◆ **TASK DIRECTIONS**
Gather all lines in the entries that include the word "scenario".
___
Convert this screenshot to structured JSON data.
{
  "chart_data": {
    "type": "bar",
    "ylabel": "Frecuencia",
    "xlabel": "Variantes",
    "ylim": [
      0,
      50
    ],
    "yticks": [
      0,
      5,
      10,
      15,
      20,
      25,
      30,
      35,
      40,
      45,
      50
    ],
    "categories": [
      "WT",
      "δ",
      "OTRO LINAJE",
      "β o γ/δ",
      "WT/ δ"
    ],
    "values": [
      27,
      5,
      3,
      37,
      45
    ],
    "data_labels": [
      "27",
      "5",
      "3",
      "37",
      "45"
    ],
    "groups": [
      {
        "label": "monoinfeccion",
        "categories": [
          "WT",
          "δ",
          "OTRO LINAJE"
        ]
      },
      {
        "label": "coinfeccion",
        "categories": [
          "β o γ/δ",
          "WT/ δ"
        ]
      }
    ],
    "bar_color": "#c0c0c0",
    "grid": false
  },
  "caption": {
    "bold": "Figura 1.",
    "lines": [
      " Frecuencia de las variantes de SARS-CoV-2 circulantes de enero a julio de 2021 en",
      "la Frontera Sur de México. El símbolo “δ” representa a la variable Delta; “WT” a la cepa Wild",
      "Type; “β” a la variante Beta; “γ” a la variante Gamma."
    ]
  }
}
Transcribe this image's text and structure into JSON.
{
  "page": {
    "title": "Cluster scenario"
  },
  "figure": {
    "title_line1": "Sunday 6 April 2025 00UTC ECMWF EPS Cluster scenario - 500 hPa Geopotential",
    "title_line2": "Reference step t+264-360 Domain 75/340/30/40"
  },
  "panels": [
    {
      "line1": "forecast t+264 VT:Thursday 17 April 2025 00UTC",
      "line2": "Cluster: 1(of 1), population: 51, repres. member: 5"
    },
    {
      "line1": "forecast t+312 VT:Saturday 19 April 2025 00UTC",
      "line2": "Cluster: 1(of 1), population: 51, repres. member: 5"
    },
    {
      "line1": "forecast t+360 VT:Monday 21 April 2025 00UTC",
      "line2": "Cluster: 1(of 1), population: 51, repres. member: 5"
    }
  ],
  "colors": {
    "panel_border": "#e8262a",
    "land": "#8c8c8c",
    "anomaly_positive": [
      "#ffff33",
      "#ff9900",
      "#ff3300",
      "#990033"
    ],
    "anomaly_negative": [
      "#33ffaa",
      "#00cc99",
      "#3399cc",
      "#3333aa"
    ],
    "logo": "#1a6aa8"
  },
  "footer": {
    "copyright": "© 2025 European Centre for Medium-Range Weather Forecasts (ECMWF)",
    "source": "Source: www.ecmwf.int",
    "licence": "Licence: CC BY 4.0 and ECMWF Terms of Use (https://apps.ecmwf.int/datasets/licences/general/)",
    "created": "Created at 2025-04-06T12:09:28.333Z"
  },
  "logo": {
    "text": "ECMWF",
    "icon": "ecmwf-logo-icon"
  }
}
___
◆ **RESPONSE TO THE EXERCISE**
    "title": "Cluster scenario"
    "title_line1": "Sunday 6 April 2025 00UTC ECMWF EPS Cluster scenario - 500 hPa Geopotential",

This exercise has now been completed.